__Data rows__.
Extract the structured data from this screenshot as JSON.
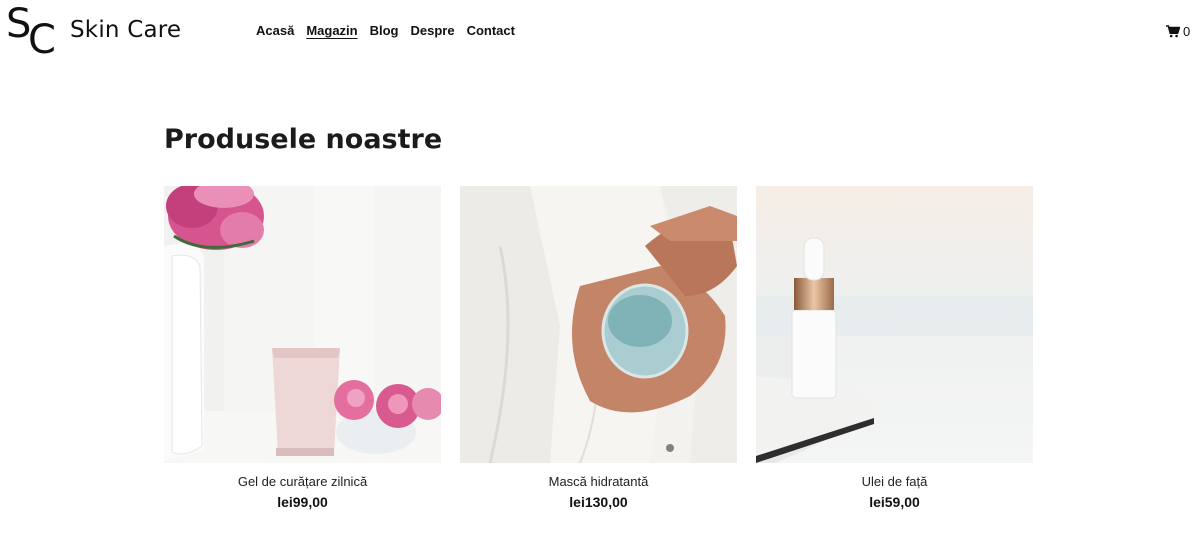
{
  "header": {
    "logo_s": "S",
    "logo_c": "C",
    "brand": "Skin Care",
    "nav": [
      {
        "label": "Acasă"
      },
      {
        "label": "Magazin"
      },
      {
        "label": "Blog"
      },
      {
        "label": "Despre"
      },
      {
        "label": "Contact"
      }
    ],
    "active_nav": "Magazin",
    "cart": {
      "icon": "cart-icon",
      "count": "0"
    }
  },
  "main": {
    "title": "Produsele noastre",
    "products": [
      {
        "name": "Gel de curățare zilnică",
        "price": "lei99,00",
        "image": "cleansing-gel-tube-with-pink-flowers"
      },
      {
        "name": "Mască hidratantă",
        "price": "lei130,00",
        "image": "hands-holding-open-jar-of-blue-gel"
      },
      {
        "name": "Ulei de față",
        "price": "lei59,00",
        "image": "dropper-bottle-on-marble-tray"
      }
    ]
  },
  "colors": {
    "text": "#111111",
    "background": "#ffffff"
  }
}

__The problem__. Pictures in the records should not appear in your copy, but everything else must be transcribed exactly.

__Result__.
Extract the structured data from this screenshot as JSON.
{
  "header": {
    "logo_s": "S",
    "logo_c": "C",
    "brand": "Skin Care",
    "nav": [
      {
        "label": "Acasă"
      },
      {
        "label": "Magazin"
      },
      {
        "label": "Blog"
      },
      {
        "label": "Despre"
      },
      {
        "label": "Contact"
      }
    ],
    "active_nav": "Magazin",
    "cart": {
      "icon": "cart-icon",
      "count": "0"
    }
  },
  "main": {
    "title": "Produsele noastre",
    "products": [
      {
        "name": "Gel de curățare zilnică",
        "price": "lei99,00",
        "image": "cleansing-gel-tube-with-pink-flowers"
      },
      {
        "name": "Mască hidratantă",
        "price": "lei130,00",
        "image": "hands-holding-open-jar-of-blue-gel"
      },
      {
        "name": "Ulei de față",
        "price": "lei59,00",
        "image": "dropper-bottle-on-marble-tray"
      }
    ]
  },
  "colors": {
    "text": "#111111",
    "background": "#ffffff"
  }
}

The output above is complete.